* Selected text *
-------------------------

Roaring laughter filled room 119 of the Communication Building on the evening of April 5 as audience members watched the punk rock sci-fi comedy “Repo Man,” the ninth film of the Wednesday night WICKED! Film Series this semester.

While the audience usually consists of NAU students and faculty members, Flagstaff residents are also welcome to attend the screenings. Oscar Duke is not a student but joined the screening of “Repo Man” after learning about the series from their friend.

“A friend invited me to this first film,” Duke said. “I thought it was a good precursor to the following films.”

“Repo Man” was the first film in the comedy phase of the screening series titled, “This is Funny to You?” Directed by Alex Cox, “Repo Man” was released in 1984 and depicts a young man in Los Angeles who enters the dark and intense world of car repossession, and the extraterrestrials that come with it.

The film features a classic ‘80s punk soundtrack with music from Black Flag and Circle Jerks, as well as a main theme song from Iggy Pop. The high-energy music matches the film’s car chases and subversive themes.

-------------------------

* Written exercise *
Reproduce the article above about the "Repo Man" screening in full, word for word.

* Data excerpt *
-------------------------

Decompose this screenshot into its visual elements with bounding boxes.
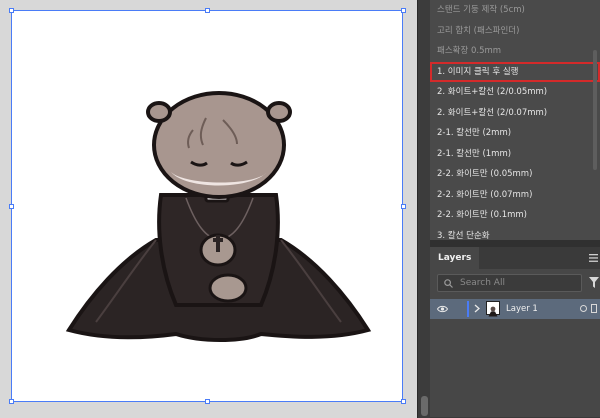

-------------------------

* Task solution *
Roaring laughter filled room 119 of the Communication Building on the evening of April 5 as audience members watched the punk rock sci-fi comedy “Repo Man,” the ninth film of the Wednesday night WICKED! Film Series this semester.

While the audience usually consists of NAU students and faculty members, Flagstaff residents are also welcome to attend the screenings. Oscar Duke is not a student but joined the screening of “Repo Man” after learning about the series from their friend.

“A friend invited me to this first film,” Duke said. “I thought it was a good precursor to the following films.”

“Repo Man” was the first film in the comedy phase of the screening series titled, “This is Funny to You?” Directed by Alex Cox, “Repo Man” was released in 1984 and depicts a young man in Los Angeles who enters the dark and intense world of car repossession, and the extraterrestrials that come with it.

The film features a classic ‘80s punk soundtrack with music from Black Flag and Circle Jerks, as well as a main theme song from Iggy Pop. The high-energy music matches the film’s car chases and subversive themes.